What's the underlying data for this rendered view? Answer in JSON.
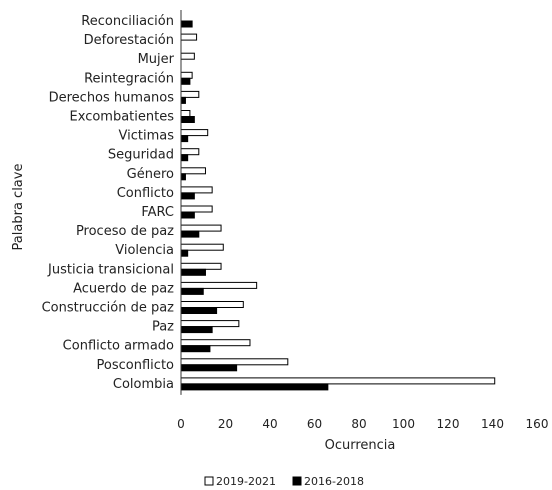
{
  "chart_data": {
    "type": "bar",
    "orientation": "horizontal",
    "title": "",
    "xlabel": "Ocurrencia",
    "ylabel": "Palabra clave",
    "xlim": [
      0,
      160
    ],
    "xticks": [
      0,
      20,
      40,
      60,
      80,
      100,
      120,
      140,
      160
    ],
    "grid": false,
    "legend_position": "bottom",
    "categories": [
      "Reconciliación",
      "Deforestación",
      "Mujer",
      "Reintegración",
      "Derechos humanos",
      "Excombatientes",
      "Victimas",
      "Seguridad",
      "Género",
      "Conflicto",
      "FARC",
      "Proceso de paz",
      "Violencia",
      "Justicia transicional",
      "Acuerdo de paz",
      "Construcción de paz",
      "Paz",
      "Conflicto armado",
      "Posconflicto",
      "Colombia"
    ],
    "series": [
      {
        "name": "2019-2021",
        "color": "#ffffff",
        "values": [
          0,
          7,
          6,
          5,
          8,
          4,
          12,
          8,
          11,
          14,
          14,
          18,
          19,
          18,
          34,
          28,
          26,
          31,
          48,
          141
        ]
      },
      {
        "name": "2016-2018",
        "color": "#000000",
        "values": [
          5,
          0,
          0,
          4,
          2,
          6,
          3,
          3,
          2,
          6,
          6,
          8,
          3,
          11,
          10,
          16,
          14,
          13,
          25,
          66
        ]
      }
    ]
  }
}
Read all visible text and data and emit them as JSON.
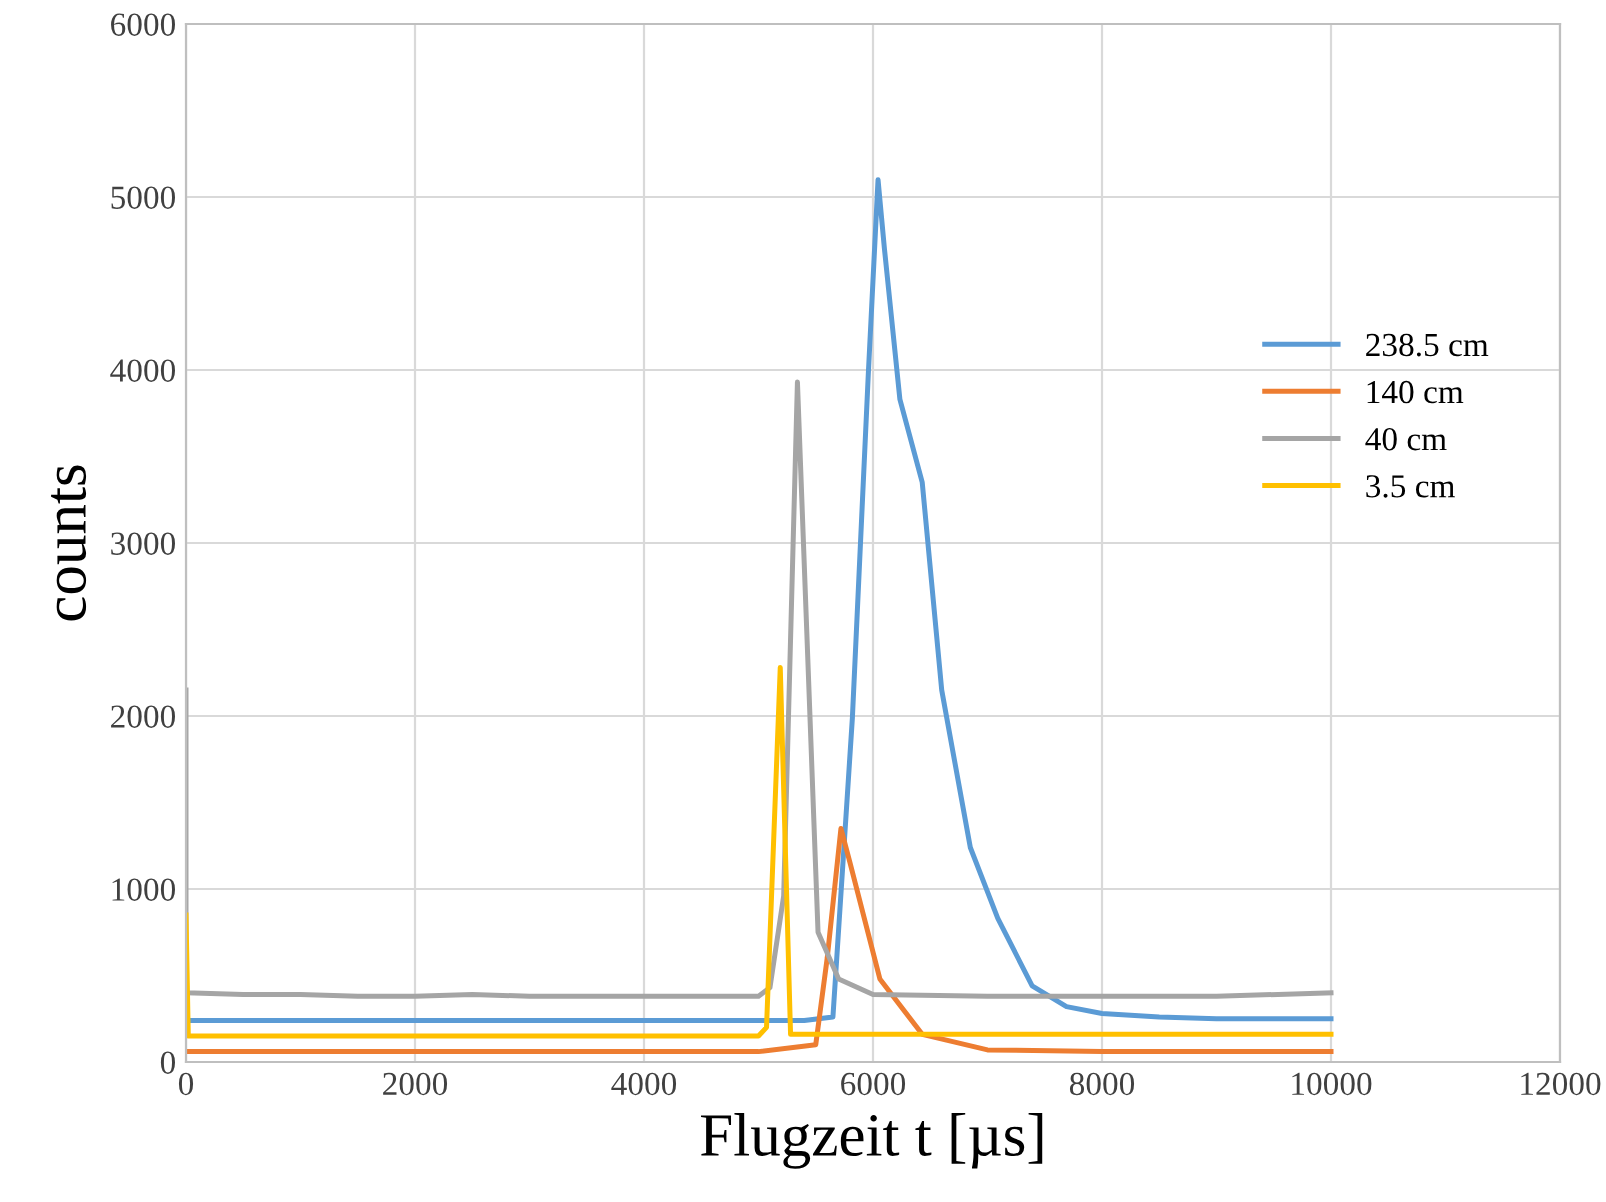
{
  "chart_data": {
    "type": "line",
    "xlabel": "Flugzeit t [µs]",
    "ylabel": "counts",
    "xlim": [
      0,
      12000
    ],
    "ylim": [
      0,
      6000
    ],
    "xticks": [
      0,
      2000,
      4000,
      6000,
      8000,
      10000,
      12000
    ],
    "yticks": [
      0,
      1000,
      2000,
      3000,
      4000,
      5000,
      6000
    ],
    "grid": true,
    "legend": "right",
    "marker": "none",
    "line_style": "solid",
    "series": [
      {
        "name": "238.5 cm",
        "color": "#5b9bd5",
        "x": [
          0,
          500,
          1000,
          1500,
          2000,
          2500,
          3000,
          3500,
          4000,
          4500,
          5000,
          5400,
          5650,
          5820,
          5960,
          6044,
          6100,
          6235,
          6430,
          6600,
          6850,
          7090,
          7390,
          7690,
          8000,
          8500,
          9000,
          9500,
          10000
        ],
        "values": [
          240,
          240,
          240,
          240,
          240,
          240,
          240,
          240,
          240,
          240,
          240,
          240,
          260,
          1990,
          3990,
          5100,
          4700,
          3830,
          3350,
          2150,
          1240,
          830,
          440,
          320,
          280,
          260,
          250,
          250,
          250
        ]
      },
      {
        "name": "140 cm",
        "color": "#ed7d31",
        "x": [
          0,
          1000,
          2000,
          3000,
          4000,
          5000,
          5500,
          5600,
          5720,
          5800,
          6060,
          6430,
          7000,
          8000,
          9000,
          10000
        ],
        "values": [
          60,
          60,
          60,
          60,
          60,
          60,
          100,
          600,
          1350,
          1150,
          480,
          160,
          70,
          60,
          60,
          60
        ]
      },
      {
        "name": "40 cm",
        "color": "#a5a5a5",
        "x": [
          0,
          0,
          500,
          1000,
          1500,
          2000,
          2500,
          3000,
          3500,
          4000,
          4500,
          5000,
          5100,
          5220,
          5340,
          5520,
          5700,
          6000,
          7000,
          8000,
          9000,
          10000
        ],
        "values": [
          2150,
          400,
          390,
          390,
          380,
          380,
          390,
          380,
          380,
          380,
          380,
          380,
          430,
          960,
          3930,
          750,
          480,
          390,
          380,
          380,
          380,
          400
        ]
      },
      {
        "name": "3.5 cm",
        "color": "#ffc000",
        "x": [
          0,
          0,
          20,
          1000,
          2000,
          3000,
          4000,
          5000,
          5070,
          5190,
          5280,
          5400,
          6000,
          7000,
          8000,
          9000,
          10000
        ],
        "values": [
          850,
          850,
          150,
          150,
          150,
          150,
          150,
          150,
          200,
          2280,
          160,
          160,
          160,
          160,
          160,
          160,
          160
        ]
      }
    ]
  }
}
————
The exercise:
Using the data above, print every line exactly, omitting pictures.

Response to this task:
What's the underlying data for this rendered view? Answer in JSON.
{
  "chart_data": {
    "type": "bar",
    "orientation": "horizontal",
    "title": "",
    "xlabel": "Ocurrencia",
    "ylabel": "Palabra clave",
    "xlim": [
      0,
      160
    ],
    "xticks": [
      0,
      20,
      40,
      60,
      80,
      100,
      120,
      140,
      160
    ],
    "grid": false,
    "legend_position": "bottom",
    "categories": [
      "Reconciliación",
      "Deforestación",
      "Mujer",
      "Reintegración",
      "Derechos humanos",
      "Excombatientes",
      "Victimas",
      "Seguridad",
      "Género",
      "Conflicto",
      "FARC",
      "Proceso de paz",
      "Violencia",
      "Justicia transicional",
      "Acuerdo de paz",
      "Construcción de paz",
      "Paz",
      "Conflicto armado",
      "Posconflicto",
      "Colombia"
    ],
    "series": [
      {
        "name": "2019-2021",
        "color": "#ffffff",
        "values": [
          0,
          7,
          6,
          5,
          8,
          4,
          12,
          8,
          11,
          14,
          14,
          18,
          19,
          18,
          34,
          28,
          26,
          31,
          48,
          141
        ]
      },
      {
        "name": "2016-2018",
        "color": "#000000",
        "values": [
          5,
          0,
          0,
          4,
          2,
          6,
          3,
          3,
          2,
          6,
          6,
          8,
          3,
          11,
          10,
          16,
          14,
          13,
          25,
          66
        ]
      }
    ]
  }
}
Read all visible text and data and emit them as JSON.
{
  "chart_data": {
    "type": "line",
    "xlabel": "Flugzeit t [µs]",
    "ylabel": "counts",
    "xlim": [
      0,
      12000
    ],
    "ylim": [
      0,
      6000
    ],
    "xticks": [
      0,
      2000,
      4000,
      6000,
      8000,
      10000,
      12000
    ],
    "yticks": [
      0,
      1000,
      2000,
      3000,
      4000,
      5000,
      6000
    ],
    "grid": true,
    "legend": "right",
    "marker": "none",
    "line_style": "solid",
    "series": [
      {
        "name": "238.5 cm",
        "color": "#5b9bd5",
        "x": [
          0,
          500,
          1000,
          1500,
          2000,
          2500,
          3000,
          3500,
          4000,
          4500,
          5000,
          5400,
          5650,
          5820,
          5960,
          6044,
          6100,
          6235,
          6430,
          6600,
          6850,
          7090,
          7390,
          7690,
          8000,
          8500,
          9000,
          9500,
          10000
        ],
        "values": [
          240,
          240,
          240,
          240,
          240,
          240,
          240,
          240,
          240,
          240,
          240,
          240,
          260,
          1990,
          3990,
          5100,
          4700,
          3830,
          3350,
          2150,
          1240,
          830,
          440,
          320,
          280,
          260,
          250,
          250,
          250
        ]
      },
      {
        "name": "140 cm",
        "color": "#ed7d31",
        "x": [
          0,
          1000,
          2000,
          3000,
          4000,
          5000,
          5500,
          5600,
          5720,
          5800,
          6060,
          6430,
          7000,
          8000,
          9000,
          10000
        ],
        "values": [
          60,
          60,
          60,
          60,
          60,
          60,
          100,
          600,
          1350,
          1150,
          480,
          160,
          70,
          60,
          60,
          60
        ]
      },
      {
        "name": "40 cm",
        "color": "#a5a5a5",
        "x": [
          0,
          0,
          500,
          1000,
          1500,
          2000,
          2500,
          3000,
          3500,
          4000,
          4500,
          5000,
          5100,
          5220,
          5340,
          5520,
          5700,
          6000,
          7000,
          8000,
          9000,
          10000
        ],
        "values": [
          2150,
          400,
          390,
          390,
          380,
          380,
          390,
          380,
          380,
          380,
          380,
          380,
          430,
          960,
          3930,
          750,
          480,
          390,
          380,
          380,
          380,
          400
        ]
      },
      {
        "name": "3.5 cm",
        "color": "#ffc000",
        "x": [
          0,
          0,
          20,
          1000,
          2000,
          3000,
          4000,
          5000,
          5070,
          5190,
          5280,
          5400,
          6000,
          7000,
          8000,
          9000,
          10000
        ],
        "values": [
          850,
          850,
          150,
          150,
          150,
          150,
          150,
          150,
          200,
          2280,
          160,
          160,
          160,
          160,
          160,
          160,
          160
        ]
      }
    ]
  }
}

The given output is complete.